[Text provided]
+--

But in the past people felt like they got more for their money and the higher cost was more acceptable.

Even if you stayed in a value hotel, which often was less than $100/night you got access to the same extended hours as other, got included magical express, got free Magic bands (that arrived in the mail and built excitement for your trip?).

I have no issue with up charges - always have been there to some extent - but people need to feel like they are getting proper return for the base entry cost and doesn't feel like it is there compared to the past
It feels like the product you're buying for the base entry cost is to be continuously poked and prodded into spending as much money as you can in one day. Every inch of the parks is designed to separate you from your cash. Especially if you have kids, who are either experiencing a meltdown emotionally or literally in the Florida sun, so you have a knee-jerk reaction to just spending the money and not thinking much of it.
 

James Alucobond

Well-Known Member
An all inclusive Disney cruise at a destination port and a lower priced themed regional park targeting families with young children in short driving distance aren't similar at all.

+--

[Given records]
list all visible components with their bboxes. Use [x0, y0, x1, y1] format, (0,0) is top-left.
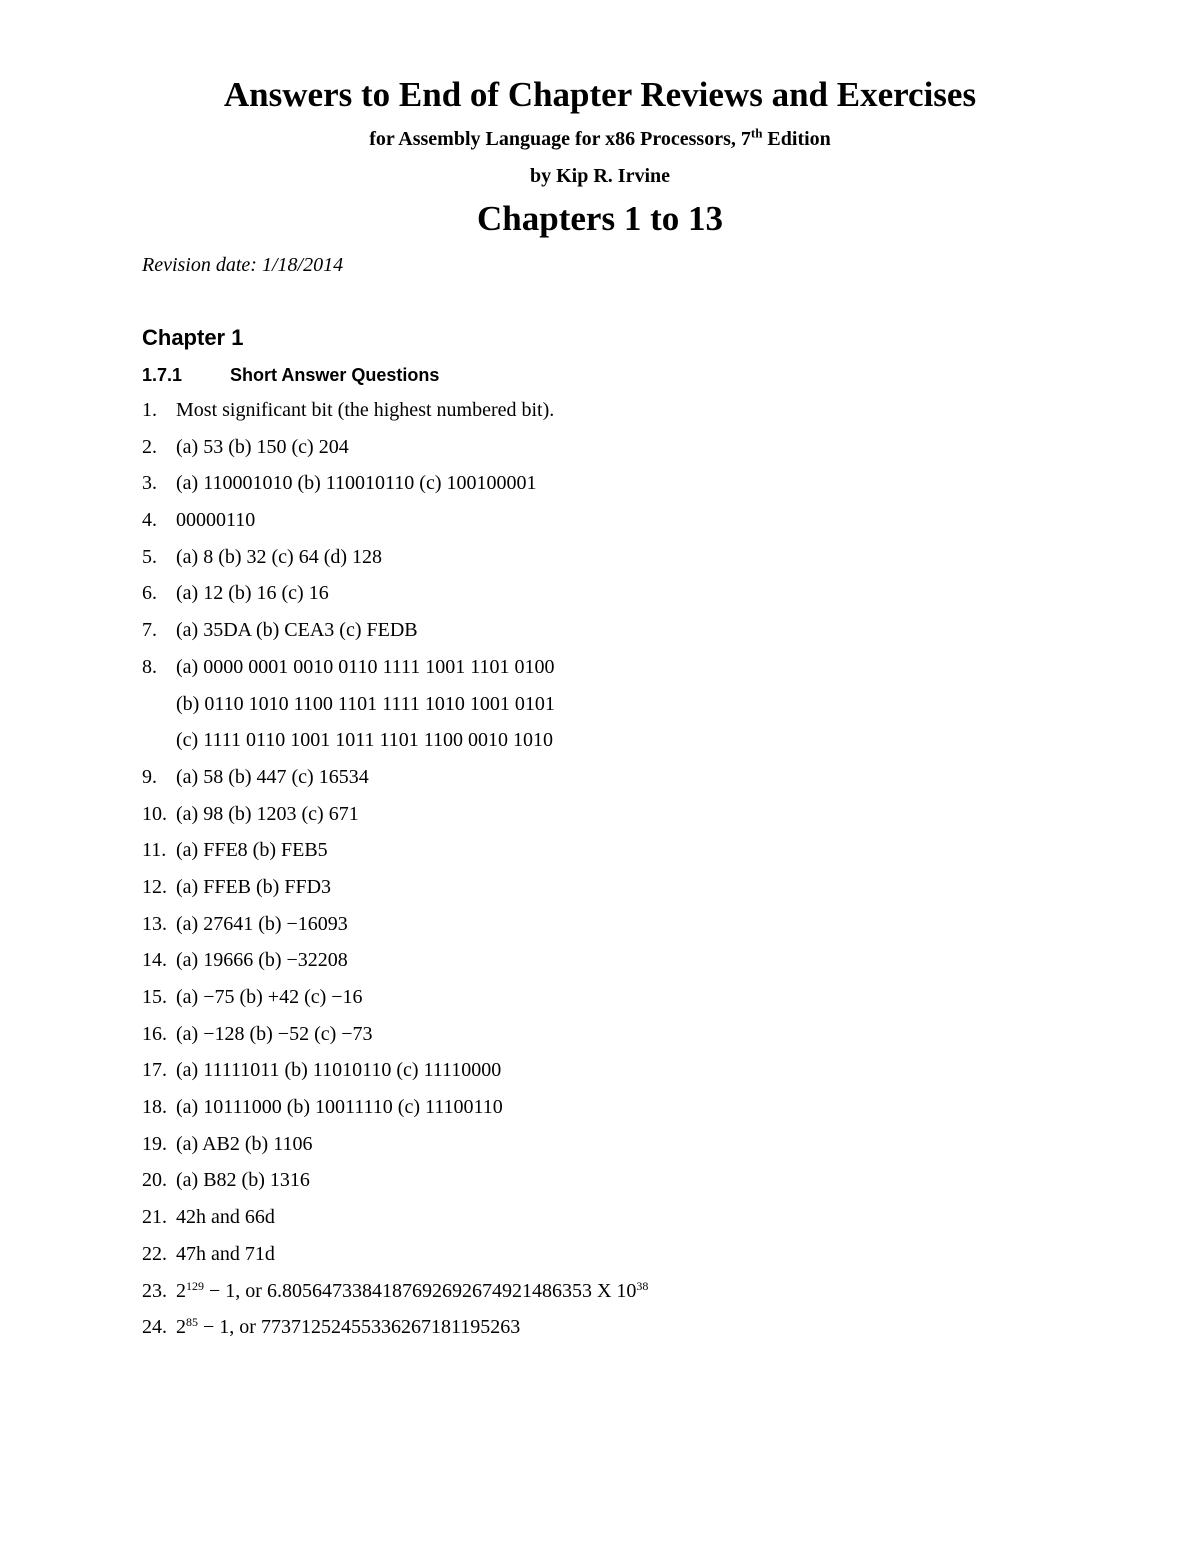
answer-number: 14. [142, 949, 167, 972]
answer-number: 17. [142, 1059, 167, 1082]
answer-number: 9. [142, 765, 157, 788]
answer-text: (a) AB2 (b) 1106 [176, 1132, 313, 1155]
answer-item [142, 507, 1042, 544]
answer-item [142, 470, 1042, 507]
answer-continuation [142, 727, 1042, 764]
section-heading [142, 362, 439, 388]
answer-item [142, 911, 1042, 948]
answer-text: Most significant bit (the highest numbered bit). [176, 399, 555, 421]
answer-number: 12. [142, 875, 167, 898]
answer-item [142, 801, 1042, 838]
answer-text: 42h and 66d [176, 1206, 275, 1229]
answer-text: − 1, or 6.8056473384187692692674921486353 X 10 [204, 1279, 637, 1302]
answer-item [142, 837, 1042, 874]
answer-number: 5. [142, 545, 157, 568]
answer-item [142, 1094, 1042, 1131]
answer-item [142, 1021, 1042, 1058]
answer-text: (a) 0000 0001 0010 0110 1111 1001 1101 0100 [176, 655, 555, 678]
answer-text: (a) 110001010 (b) 110010110 (c) 100100001 [176, 472, 537, 495]
answer-text: (a) 58 (b) 447 (c) 16534 [176, 765, 369, 788]
answer-text: (a) 12 (b) 16 (c) 16 [176, 582, 329, 605]
answer-text: (a) 10111000 (b) 10011110 (c) 11100110 [176, 1096, 503, 1119]
answer-text: 47h and 71d [176, 1242, 275, 1265]
answer-item [142, 1278, 1042, 1315]
answer-text: (a) 19666 (b) −32208 [176, 949, 348, 972]
section-number: 1.7.1 [142, 365, 183, 385]
answer-item [142, 397, 1042, 434]
revision-date: Revision date: 1/18/2014 [142, 254, 344, 276]
answer-text: (a) 98 (b) 1203 (c) 671 [176, 802, 359, 825]
answer-number: 23. [142, 1279, 167, 1302]
answer-item [142, 1204, 1042, 1241]
answer-text: (b) 0110 1010 1100 1101 1111 1010 1001 0101 [176, 692, 555, 715]
answer-item [142, 874, 1042, 911]
answer-item [142, 580, 1042, 617]
answer-item [142, 1131, 1042, 1168]
answer-number: 21. [142, 1206, 167, 1229]
answer-item [142, 617, 1042, 654]
answer-item [142, 1167, 1042, 1204]
answer-exponent: 85 [186, 1315, 198, 1330]
answer-text: (a) −128 (b) −52 (c) −73 [176, 1022, 373, 1045]
answer-number: 11. [142, 839, 167, 862]
subtitle-superscript: th [750, 125, 763, 141]
answer-number: 8. [142, 655, 157, 678]
answer-number: 10. [142, 802, 167, 825]
answer-text: (a) −75 (b) +42 (c) −16 [176, 986, 363, 1008]
answer-number: 6. [142, 582, 157, 605]
answer-item [142, 544, 1042, 581]
answer-number: 22. [142, 1242, 167, 1265]
answer-item [142, 434, 1042, 471]
answer-number: 13. [142, 912, 167, 935]
answer-text: (c) 1111 0110 1001 1011 1101 1100 0010 1010 [176, 729, 554, 752]
answer-number: 3. [142, 472, 157, 495]
book-subtitle [0, 126, 1200, 152]
answer-text: (a) 11111011 (b) 11010110 (c) 11110000 [176, 1059, 502, 1082]
answer-item [142, 1241, 1042, 1278]
answer-exponent: 129 [186, 1278, 204, 1293]
answer-text: (a) FFE8 (b) FEB5 [176, 839, 328, 862]
answer-text: (a) 53 (b) 150 (c) 204 [176, 435, 349, 458]
answer-item [142, 764, 1042, 801]
chapters-range-title: Chapters 1 to 13 [477, 199, 723, 238]
answer-number: 20. [142, 1169, 167, 1192]
subtitle-suffix: Edition [762, 128, 831, 150]
answer-item [142, 1314, 1042, 1351]
document-title: Answers to End of Chapter Reviews and Exercises [223, 75, 977, 114]
answer-continuation [142, 691, 1042, 728]
answer-number: 2. [142, 435, 157, 458]
author-line: by Kip R. Irvine [529, 165, 671, 187]
answer-item [142, 1057, 1042, 1094]
answer-number: 7. [142, 619, 157, 642]
answer-item [142, 984, 1042, 1021]
answer-text: (a) 8 (b) 32 (c) 64 (d) 128 [176, 545, 383, 568]
answer-number: 4. [142, 509, 157, 532]
answer-number: 19. [142, 1132, 167, 1155]
answer-base: 2 [176, 1279, 186, 1302]
answer-exponent: 38 [636, 1278, 649, 1293]
answer-text: (a) 27641 (b) −16093 [176, 912, 348, 935]
answer-number: 1. [142, 399, 157, 421]
answer-text: − 1, or 77371252455336267181195263 [198, 1316, 521, 1339]
subtitle-prefix: for Assembly Language for x86 Processors, 7 [369, 128, 751, 150]
answer-item [142, 654, 1042, 691]
answer-item [142, 947, 1042, 984]
section-title: Short Answer Questions [230, 365, 440, 385]
answer-text: (a) 35DA (b) CEA3 (c) FEDB [176, 619, 418, 642]
answer-number: 15. [142, 986, 167, 1008]
answer-list [142, 397, 1042, 1351]
answer-text: (a) FFEB (b) FFD3 [176, 875, 332, 898]
answer-number: 16. [142, 1022, 167, 1045]
answer-text: (a) B82 (b) 1316 [176, 1169, 310, 1192]
chapter-heading: Chapter 1 [142, 325, 244, 350]
answer-number: 18. [142, 1096, 167, 1119]
answer-text: 00000110 [176, 509, 256, 532]
answer-base: 2 [176, 1316, 186, 1339]
answer-number: 24. [142, 1316, 167, 1339]
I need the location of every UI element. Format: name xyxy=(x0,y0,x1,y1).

+--

[Work to do]
1. In the Disney park pricing discussion, what did a value hotel often cost per night?
2. Carry on the Disney park pricing discussion from its final sentence.

[Answers by task]
1. Often less than $100 per night.

2.
I never said they were similar. What I said was that, strategically, I feel it makes more sense for a themed entertainment company to be a guarantor of a certain level of quality. So, when you go to a Disney park, sail on a Disney cruise, or visit a Disney resort, they're fundamentally different experiences, but they all meet the Disney standard (complaints of the erosion of that notwithstanding). With Universal's announced children's park, they seem to instead be cashing in on established goodwill with their brand to buoy the reputation of a park that would otherwise be completely unremarkable in the regional space.

Feel free to rub the pie in my face if I'm wrong - I'll be happy to admit to it.
I don't have a desire to be vindicated about anything. I simply hope that, if successful, it doesn't impact development trends at the premier parks for Universal or Disney.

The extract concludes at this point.